Some records
-- Start --

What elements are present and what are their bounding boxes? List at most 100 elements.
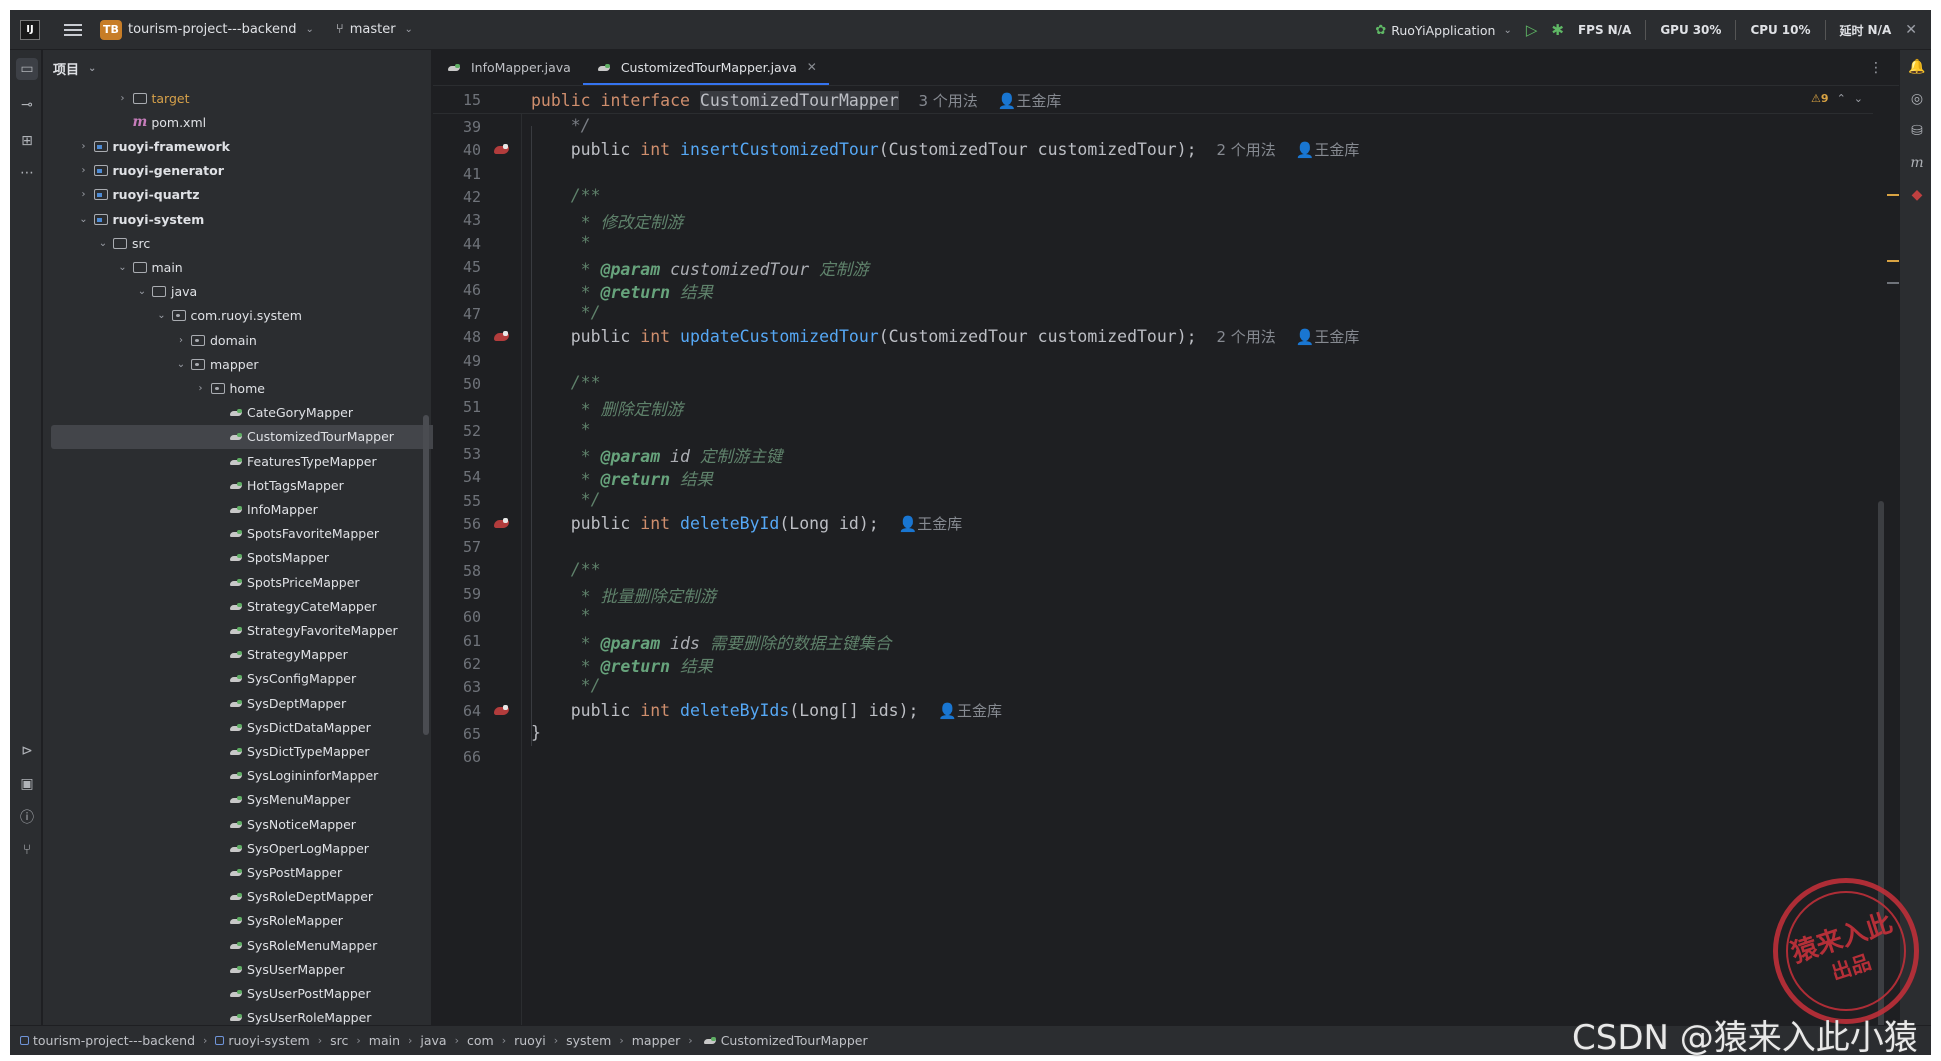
run-config-selector[interactable]: ✿ RuoYiApplication ⌄ [1375,23,1512,38]
tree-item[interactable]: › ruoyi-generator [43,159,418,183]
tree-item[interactable]: › ruoyi-quartz [43,183,418,207]
tree-item[interactable]: m pom.xml [43,110,418,134]
more-icon[interactable]: ⋯ [16,162,38,184]
commit-icon[interactable]: ⊸ [16,94,38,116]
tree-item[interactable]: SysUserPostMapper [43,981,418,1005]
git-icon[interactable]: ⑂ [16,839,38,861]
chevron-down-icon[interactable]: ⌄ [155,310,169,321]
tree-item[interactable]: ⌄ mapper [43,352,418,376]
breadcrumb-item[interactable]: src [330,1033,348,1048]
close-icon[interactable]: ✕ [1905,22,1917,38]
tree-item[interactable]: SysMenuMapper [43,788,418,812]
tree-item[interactable]: SpotsMapper [43,546,418,570]
tree-item[interactable]: › home [43,376,418,400]
chevron-right-icon[interactable]: › [77,189,91,200]
database-icon[interactable]: ⛁ [1906,120,1928,142]
tree-item[interactable]: SysLogininforMapper [43,764,418,788]
chevron-down-icon[interactable]: ⌄ [174,359,188,370]
tree-item[interactable]: ⌄ ruoyi-system [43,207,418,231]
editor-tab[interactable]: CustomizedTourMapper.java ✕ [582,49,829,85]
chevron-down-icon[interactable]: ⌄ [77,214,91,225]
terminal-icon[interactable]: ▣ [16,773,38,795]
tree-item[interactable]: SpotsFavoriteMapper [43,522,418,546]
project-switcher[interactable]: TB tourism-project---backend ⌄ [100,19,314,40]
usages-hint[interactable]: 3 个用法 [918,92,977,110]
mybatis-navigate-icon[interactable] [493,704,511,717]
chevron-down-icon[interactable]: ⌄ [135,286,149,297]
more-vertical-icon[interactable]: ⋮ [1869,60,1883,76]
mybatis-icon[interactable]: ◆ [1906,184,1928,206]
tree-item[interactable]: › domain [43,328,418,352]
tree-item[interactable]: SysNoticeMapper [43,812,418,836]
breadcrumb-item[interactable]: main [369,1033,400,1048]
code-view[interactable]: 39 */40 public int insertCustomizedTour(… [433,86,1884,1055]
breadcrumb-item[interactable]: java [420,1033,446,1048]
author-hint[interactable]: 👤王金库 [899,515,963,533]
tree-item[interactable]: CateGoryMapper [43,401,418,425]
warning-mark[interactable] [1887,260,1899,262]
chevron-down-icon[interactable]: ⌄ [96,238,110,249]
chevron-right-icon[interactable]: › [174,335,188,346]
tree-item[interactable]: SysPostMapper [43,860,418,884]
tree-item[interactable]: ⌄ java [43,280,418,304]
project-panel-header[interactable]: 项目 ⌄ [43,50,431,86]
author-hint[interactable]: 👤王金库 [1296,328,1360,346]
tree-item[interactable]: SysDictDataMapper [43,715,418,739]
tree-item[interactable]: SysDictTypeMapper [43,739,418,763]
problems-icon[interactable]: ⓘ [16,806,38,828]
chevron-right-icon[interactable]: › [77,141,91,152]
scrollbar[interactable] [423,415,429,735]
tree-item[interactable]: SysRoleDeptMapper [43,885,418,909]
notifications-icon[interactable]: 🔔 [1906,56,1928,78]
services-icon[interactable]: ⊳ [16,740,38,762]
tree-item[interactable]: FeaturesTypeMapper [43,449,418,473]
tree-item[interactable]: HotTagsMapper [43,473,418,497]
chevron-up-icon[interactable]: ⌃ [1837,92,1846,105]
tree-item[interactable]: SysOperLogMapper [43,836,418,860]
tree-item[interactable]: ⌄ src [43,231,418,255]
warning-mark[interactable] [1887,194,1899,196]
tree-item[interactable]: › ruoyi-framework [43,134,418,158]
mybatis-navigate-icon[interactable] [493,517,511,530]
project-folder-icon[interactable]: ▭ [16,58,38,80]
mybatis-navigate-icon[interactable] [493,144,511,156]
tree-item[interactable]: SpotsPriceMapper [43,570,418,594]
usages-hint[interactable]: 2 个用法 [1216,328,1275,346]
author-hint[interactable]: 👤王金库 [998,92,1062,110]
branch-switcher[interactable]: ⑂ master ⌄ [336,22,413,37]
tree-item[interactable]: SysRoleMapper [43,909,418,933]
info-mark[interactable] [1887,282,1899,284]
tree-item[interactable]: StrategyMapper [43,643,418,667]
ai-assistant-icon[interactable]: ◎ [1906,88,1928,110]
breadcrumb-item[interactable]: ruoyi-system [215,1033,310,1048]
chevron-right-icon[interactable]: › [194,383,208,394]
ide-logo-icon[interactable]: IJ [20,19,40,40]
usages-hint[interactable]: 2 个用法 [1216,141,1275,159]
tree-item[interactable]: StrategyCateMapper [43,594,418,618]
breadcrumb-item[interactable]: com [467,1033,494,1048]
run-icon[interactable]: ▷ [1526,21,1538,39]
tree-item[interactable]: SysUserMapper [43,957,418,981]
chevron-right-icon[interactable]: › [116,93,130,104]
chevron-down-icon[interactable]: ⌄ [1854,92,1863,105]
main-menu-icon[interactable] [64,23,82,36]
tree-item[interactable]: SysDeptMapper [43,691,418,715]
breadcrumb-item[interactable]: tourism-project---backend [20,1033,195,1048]
close-icon[interactable]: ✕ [807,60,817,74]
chevron-down-icon[interactable]: ⌄ [116,262,130,273]
breadcrumb-item[interactable]: CustomizedTourMapper [701,1033,868,1048]
tree-item[interactable]: › target [43,86,418,110]
debug-icon[interactable]: ✱ [1551,21,1564,39]
tree-item[interactable]: SysConfigMapper [43,667,418,691]
sticky-header[interactable]: 15 public interface CustomizedTourMapper… [433,86,1873,114]
tree-item[interactable]: InfoMapper [43,497,418,521]
mybatis-navigate-icon[interactable] [493,331,511,343]
tree-item[interactable]: SysRoleMenuMapper [43,933,418,957]
author-hint[interactable]: 👤王金库 [938,702,1002,720]
tree-item[interactable]: ⌄ com.ruoyi.system [43,304,418,328]
structure-icon[interactable]: ⊞ [16,130,38,152]
tree-item[interactable]: StrategyFavoriteMapper [43,618,418,642]
breadcrumb-item[interactable]: mapper [632,1033,681,1048]
tree-item[interactable]: ⌄ main [43,255,418,279]
editor-tab[interactable]: InfoMapper.java [433,49,583,85]
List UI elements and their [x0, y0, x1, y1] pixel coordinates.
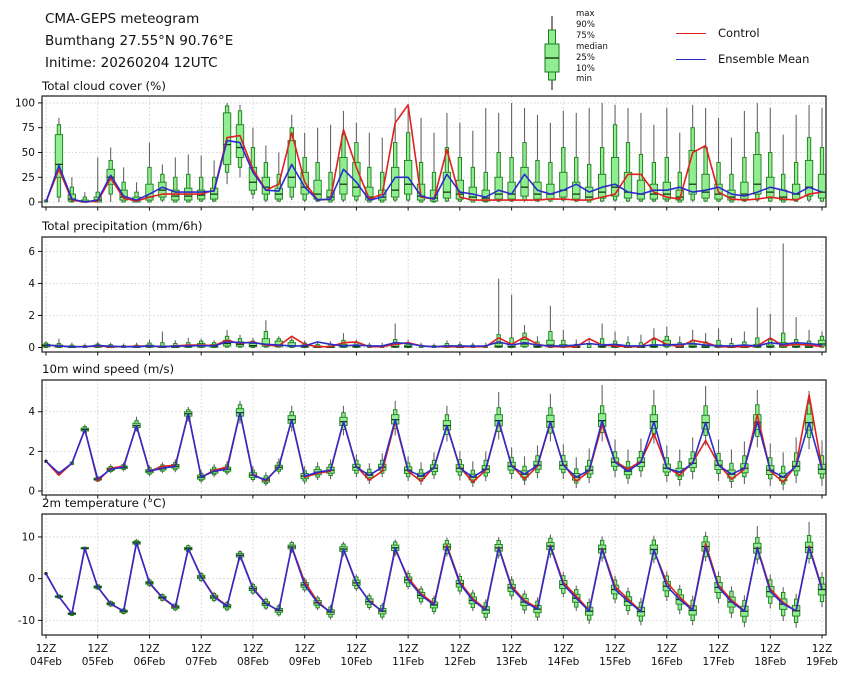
svg-text:2: 2 — [28, 446, 35, 458]
svg-text:4: 4 — [28, 278, 35, 290]
svg-text:16Feb: 16Feb — [651, 656, 683, 668]
svg-text:0: 0 — [28, 342, 35, 354]
svg-text:12Z: 12Z — [294, 643, 315, 655]
svg-text:15Feb: 15Feb — [599, 656, 631, 668]
svg-text:19Feb: 19Feb — [806, 656, 838, 668]
svg-text:04Feb: 04Feb — [30, 656, 62, 668]
svg-text:07Feb: 07Feb — [185, 656, 217, 668]
svg-text:12Z: 12Z — [87, 643, 108, 655]
svg-text:11Feb: 11Feb — [392, 656, 424, 668]
svg-text:12Z: 12Z — [450, 643, 471, 655]
svg-text:100: 100 — [15, 97, 35, 109]
svg-text:12Z: 12Z — [553, 643, 574, 655]
svg-text:6: 6 — [28, 246, 35, 258]
svg-text:12Z: 12Z — [605, 643, 626, 655]
svg-text:12Z: 12Z — [243, 643, 264, 655]
svg-text:75: 75 — [22, 122, 35, 134]
svg-text:09Feb: 09Feb — [289, 656, 321, 668]
svg-text:0: 0 — [28, 573, 35, 585]
svg-text:13Feb: 13Feb — [496, 656, 528, 668]
svg-text:0: 0 — [28, 486, 35, 498]
svg-text:10Feb: 10Feb — [340, 656, 372, 668]
meteogram-page: CMA-GEPS meteogram Bumthang 27.55°N 90.7… — [0, 0, 847, 681]
svg-text:50: 50 — [22, 147, 35, 159]
svg-text:05Feb: 05Feb — [82, 656, 114, 668]
svg-text:08Feb: 08Feb — [237, 656, 269, 668]
svg-text:12Z: 12Z — [501, 643, 522, 655]
svg-text:06Feb: 06Feb — [133, 656, 165, 668]
svg-text:12Z: 12Z — [139, 643, 160, 655]
svg-text:-10: -10 — [18, 615, 35, 627]
svg-text:12Z: 12Z — [398, 643, 419, 655]
svg-text:0: 0 — [28, 197, 35, 209]
svg-text:12Z: 12Z — [760, 643, 781, 655]
svg-text:12Feb: 12Feb — [444, 656, 476, 668]
svg-text:4: 4 — [28, 406, 35, 418]
svg-text:14Feb: 14Feb — [547, 656, 579, 668]
svg-text:10: 10 — [22, 531, 35, 543]
svg-text:12Z: 12Z — [708, 643, 729, 655]
svg-text:25: 25 — [22, 172, 35, 184]
svg-text:12Z: 12Z — [657, 643, 678, 655]
svg-text:12Z: 12Z — [812, 643, 833, 655]
svg-text:2: 2 — [28, 310, 35, 322]
svg-text:18Feb: 18Feb — [754, 656, 786, 668]
svg-text:12Z: 12Z — [191, 643, 212, 655]
svg-text:12Z: 12Z — [346, 643, 367, 655]
svg-text:17Feb: 17Feb — [703, 656, 735, 668]
meteogram-canvas: 02550751000246024-1001012Z04Feb12Z05Feb1… — [15, 95, 838, 668]
svg-text:12Z: 12Z — [36, 643, 57, 655]
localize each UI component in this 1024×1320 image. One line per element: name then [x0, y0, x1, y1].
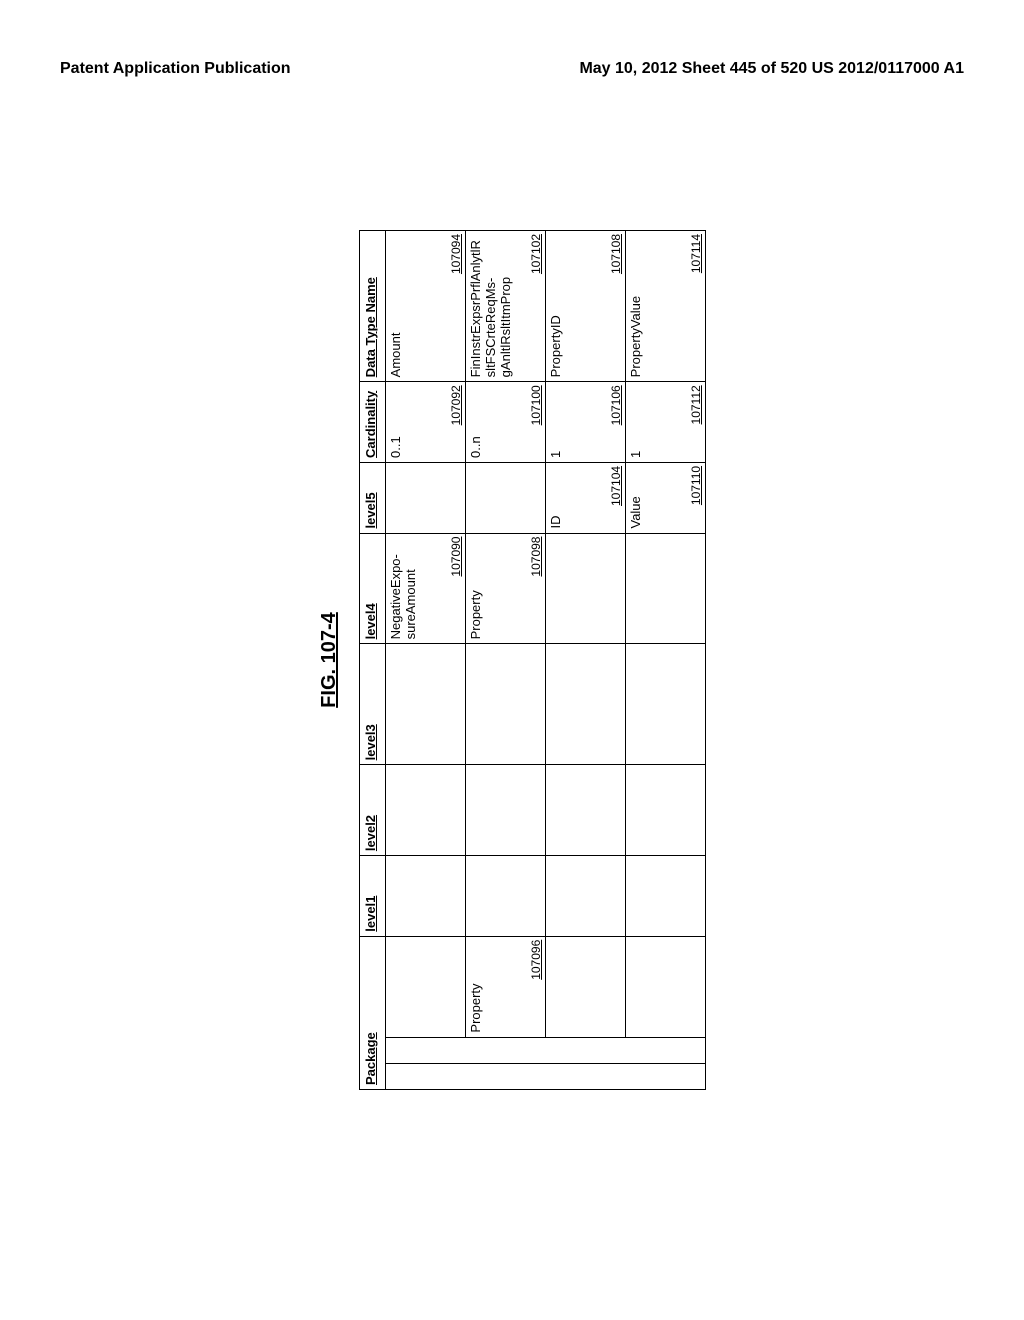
cell-text: PropertyID	[549, 235, 564, 377]
cell-text: Property	[469, 941, 484, 1033]
col-level5: level5	[360, 462, 386, 533]
cell-level5: ID 107104	[546, 462, 626, 533]
ref-number: 107114	[689, 234, 703, 273]
ref-number: 107112	[689, 385, 703, 424]
cell-level1	[466, 856, 546, 937]
cell-text: 1	[549, 386, 564, 458]
col-level3: level3	[360, 644, 386, 765]
cell-level3	[546, 644, 626, 765]
page-header: Patent Application Publication May 10, 2…	[60, 60, 964, 78]
cell-datatype: PropertyID 107108	[546, 231, 626, 382]
ref-number: 107108	[609, 234, 623, 274]
table-row: Property 107096 Property 107098	[466, 231, 546, 1090]
cell-level3	[626, 644, 706, 765]
lead-cell	[386, 1063, 706, 1089]
cell-level1	[626, 856, 706, 937]
cell-text: Property	[469, 538, 484, 640]
cell-level4	[546, 533, 626, 644]
header-right: May 10, 2012 Sheet 445 of 520 US 2012/01…	[579, 60, 964, 78]
cell-datatype: Amount 107094	[386, 231, 466, 382]
ref-number: 107100	[529, 385, 543, 425]
ref-number: 107106	[609, 385, 623, 425]
cell-cardinality: 1 107106	[546, 382, 626, 463]
cell-level5	[386, 462, 466, 533]
cell-level2	[386, 765, 466, 856]
cell-text: 0..n	[469, 386, 484, 458]
cell-level5: Value 107110	[626, 462, 706, 533]
ref-number: 107098	[529, 537, 543, 577]
cell-level3	[386, 644, 466, 765]
cell-text: FinInstrExpsrPrflAnlytlRsltFSCrteReqMs-g…	[469, 235, 514, 377]
col-level1: level1	[360, 856, 386, 937]
cell-datatype: FinInstrExpsrPrflAnlytlRsltFSCrteReqMs-g…	[466, 231, 546, 382]
cell-package	[386, 936, 466, 1037]
header-left: Patent Application Publication	[60, 60, 291, 78]
lead-cell	[386, 1037, 706, 1063]
figure-title: FIG. 107-4	[318, 230, 341, 1090]
cell-text: Value	[629, 467, 644, 529]
col-package: Package	[360, 936, 386, 1089]
cell-level5	[466, 462, 546, 533]
table-header-row: Package level1 level2 level3 level4 leve…	[360, 231, 386, 1090]
ref-number: 107096	[529, 940, 543, 980]
figure-area: FIG. 107-4 Package level1 level2 level3 …	[318, 230, 706, 1090]
ref-number: 107104	[609, 466, 623, 506]
cell-cardinality: 0..1 107092	[386, 382, 466, 463]
data-table: Package level1 level2 level3 level4 leve…	[359, 230, 706, 1090]
table-row: Value 107110 1 107112 PropertyValue 1071…	[626, 231, 706, 1090]
cell-text: 0..1	[389, 386, 404, 458]
cell-level2	[466, 765, 546, 856]
col-level4: level4	[360, 533, 386, 644]
cell-level2	[626, 765, 706, 856]
cell-package	[626, 936, 706, 1037]
table-row: NegativeExpo-sureAmount 107090 0..1 1070…	[386, 231, 466, 1090]
ref-number: 107102	[529, 234, 543, 274]
cell-level4: NegativeExpo-sureAmount 107090	[386, 533, 466, 644]
ref-number: 107090	[449, 537, 463, 577]
cell-level3	[466, 644, 546, 765]
cell-datatype: PropertyValue 107114	[626, 231, 706, 382]
cell-level4	[626, 533, 706, 644]
ref-number: 107094	[449, 234, 463, 274]
cell-level1	[546, 856, 626, 937]
ref-number: 107110	[689, 466, 703, 505]
table-row: ID 107104 1 107106 PropertyID 107108	[546, 231, 626, 1090]
page: Patent Application Publication May 10, 2…	[0, 0, 1024, 1320]
cell-package	[546, 936, 626, 1037]
cell-text: ID	[549, 467, 564, 529]
cell-package: Property 107096	[466, 936, 546, 1037]
cell-text: 1	[629, 386, 644, 458]
cell-text: PropertyValue	[629, 235, 644, 377]
col-cardinality: Cardinality	[360, 382, 386, 463]
cell-cardinality: 1 107112	[626, 382, 706, 463]
cell-text: Amount	[389, 235, 404, 377]
cell-level4: Property 107098	[466, 533, 546, 644]
cell-text: NegativeExpo-sureAmount	[389, 538, 419, 640]
cell-level1	[386, 856, 466, 937]
col-datatype: Data Type Name	[360, 231, 386, 382]
cell-level2	[546, 765, 626, 856]
ref-number: 107092	[449, 385, 463, 425]
col-level2: level2	[360, 765, 386, 856]
cell-cardinality: 0..n 107100	[466, 382, 546, 463]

-- End --

Change "meteogram-page" to "chart-page" in everything from "svg-text:2: 2 — [28, 446, 35, 458]" down to "svg-text:-10: -10 — [18, 615, 35, 627]", and write those lines out again with nothing else altered.

## RESULT OF THIS EXERCISE
svg-text:2: 2 — [28, 446, 35, 458]
svg-text:4: 4 — [28, 278, 35, 290]
svg-text:16Feb: 16Feb — [651, 656, 683, 668]
svg-text:0: 0 — [28, 342, 35, 354]
svg-text:12Z: 12Z — [294, 643, 315, 655]
svg-text:15Feb: 15Feb — [599, 656, 631, 668]
svg-text:19Feb: 19Feb — [806, 656, 838, 668]
svg-text:04Feb: 04Feb — [30, 656, 62, 668]
svg-text:07Feb: 07Feb — [185, 656, 217, 668]
svg-text:12Z: 12Z — [87, 643, 108, 655]
svg-text:11Feb: 11Feb — [392, 656, 424, 668]
svg-text:12Z: 12Z — [450, 643, 471, 655]
svg-text:100: 100 — [15, 97, 35, 109]
svg-text:12Z: 12Z — [553, 643, 574, 655]
svg-text:6: 6 — [28, 246, 35, 258]
svg-text:12Z: 12Z — [605, 643, 626, 655]
svg-text:12Z: 12Z — [243, 643, 264, 655]
svg-text:75: 75 — [22, 122, 35, 134]
svg-text:09Feb: 09Feb — [289, 656, 321, 668]
svg-text:0: 0 — [28, 573, 35, 585]
svg-text:13Feb: 13Feb — [496, 656, 528, 668]
svg-text:0: 0 — [28, 486, 35, 498]
svg-text:10Feb: 10Feb — [340, 656, 372, 668]
chart-page: CMA-GEPS meteogram Bumthang 27.55°N 90.7… — [0, 0, 847, 681]
svg-text:50: 50 — [22, 147, 35, 159]
svg-text:05Feb: 05Feb — [82, 656, 114, 668]
svg-text:08Feb: 08Feb — [237, 656, 269, 668]
svg-text:12Z: 12Z — [501, 643, 522, 655]
svg-text:06Feb: 06Feb — [133, 656, 165, 668]
svg-text:12Z: 12Z — [139, 643, 160, 655]
svg-text:-10: -10 — [18, 615, 35, 627]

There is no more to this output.